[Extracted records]

◆ ◆ ◆ ◆ ◆ ◆ ◆

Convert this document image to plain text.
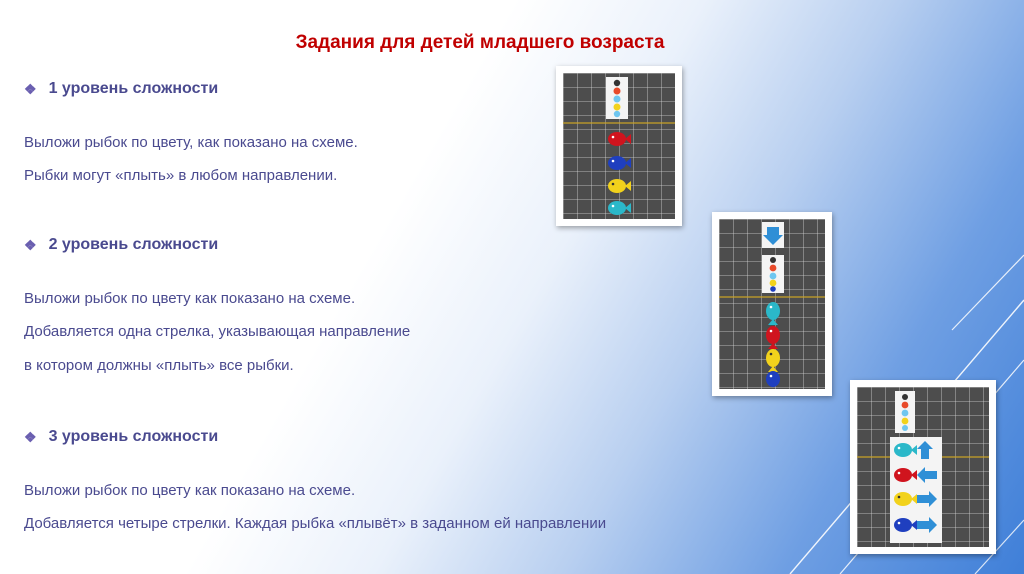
Задания для детей младшего возраста
❖ 1 уровень сложности
Выложи рыбок по цвету, как показано на схеме.
Рыбки могут «плыть» в любом направлении.
❖ 2 уровень сложности
Выложи рыбок по цвету как показано на схеме.
Добавляется одна стрелка, указывающая направление
в котором должны «плыть» все рыбки.
❖ 3 уровень сложности
Выложи рыбок по цвету как показано на схеме.
Добавляется четыре стрелки. Каждая рыбка «плывёт» в заданном ей направлении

◆ ◆ ◆ ◆ ◆ ◆ ◆

- **PROBLEM**
Your task is to repeat the data above exactly while excluding the pictures.

- **COMPLETED EXERCISE**
Convert this document image to plain text.
Задания для детей младшего возраста
❖ 1 уровень сложности
Выложи рыбок по цвету, как показано на схеме.
Рыбки могут «плыть» в любом направлении.
❖ 2 уровень сложности
Выложи рыбок по цвету как показано на схеме.
Добавляется одна стрелка, указывающая направление
в котором должны «плыть» все рыбки.
❖ 3 уровень сложности
Выложи рыбок по цвету как показано на схеме.
Добавляется четыре стрелки. Каждая рыбка «плывёт» в заданном ей направлении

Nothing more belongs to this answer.